What is asked: Copy the lines holding the word "ylabel", all of them.

Provided records:
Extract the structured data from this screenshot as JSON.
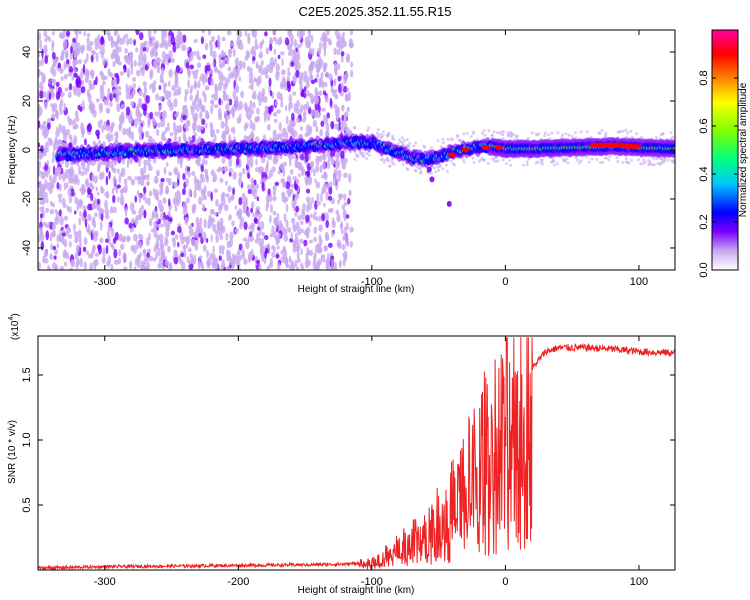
{
  "title": "C2E5.2025.352.11.55.R15",
  "chart_data": [
    {
      "type": "heatmap",
      "xlabel": "Height of straight line (km)",
      "ylabel": "Frequency (Hz)",
      "xlim": [
        -350,
        127
      ],
      "ylim": [
        -49,
        49
      ],
      "x_ticks": [
        -300,
        -200,
        -100,
        0,
        100
      ],
      "y_ticks": [
        40,
        20,
        0,
        -20,
        -40
      ],
      "colorbar": {
        "label": "Normalized spectral amplitude",
        "range": [
          0,
          1
        ],
        "ticks": [
          0.0,
          0.2,
          0.4,
          0.6,
          0.8
        ],
        "colors": [
          "#ffffff",
          "#c8a8f0",
          "#7a00ff",
          "#0000ff",
          "#00c8ff",
          "#00ff80",
          "#80ff00",
          "#ffff00",
          "#ff8000",
          "#ff0000",
          "#ff00a0"
        ]
      },
      "center_frequency_track": {
        "x": [
          -330,
          -300,
          -250,
          -200,
          -150,
          -120,
          -100,
          -90,
          -80,
          -70,
          -60,
          -50,
          -40,
          -30,
          -20,
          -10,
          0,
          20,
          50,
          80,
          100,
          127
        ],
        "y": [
          -2,
          -1,
          0,
          0.5,
          1.5,
          3,
          3,
          1,
          -1,
          -3,
          -4,
          -3,
          -1,
          0.5,
          1,
          1.5,
          0.5,
          0.5,
          1,
          1.5,
          1,
          0.5
        ]
      }
    },
    {
      "type": "line",
      "xlabel": "Height of straight line (km)",
      "ylabel": "SNR (10 * v/v)",
      "y_multiplier": "(x10",
      "y_multiplier_exp": "4",
      "xlim": [
        -350,
        127
      ],
      "ylim": [
        0,
        18000
      ],
      "x_ticks": [
        -300,
        -200,
        -100,
        0,
        100
      ],
      "y_ticks": [
        0.5,
        1.0,
        1.5
      ],
      "line_color": "#ee2222",
      "series": [
        {
          "x": [
            -350,
            -300,
            -250,
            -200,
            -150,
            -120,
            -100,
            -90,
            -80,
            -70,
            -60,
            -50,
            -40,
            -30,
            -20,
            -10,
            0,
            10,
            20,
            30,
            40,
            60,
            80,
            100,
            127
          ],
          "y": [
            150,
            250,
            300,
            350,
            400,
            450,
            600,
            1200,
            1800,
            2500,
            3200,
            4200,
            5500,
            7200,
            9200,
            11000,
            11800,
            13500,
            15500,
            16800,
            17100,
            17100,
            17000,
            16800,
            16700
          ]
        }
      ]
    }
  ]
}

Worked answer:
      "ylabel": "Frequency (Hz)",
      "ylabel": "SNR (10 * v/v)",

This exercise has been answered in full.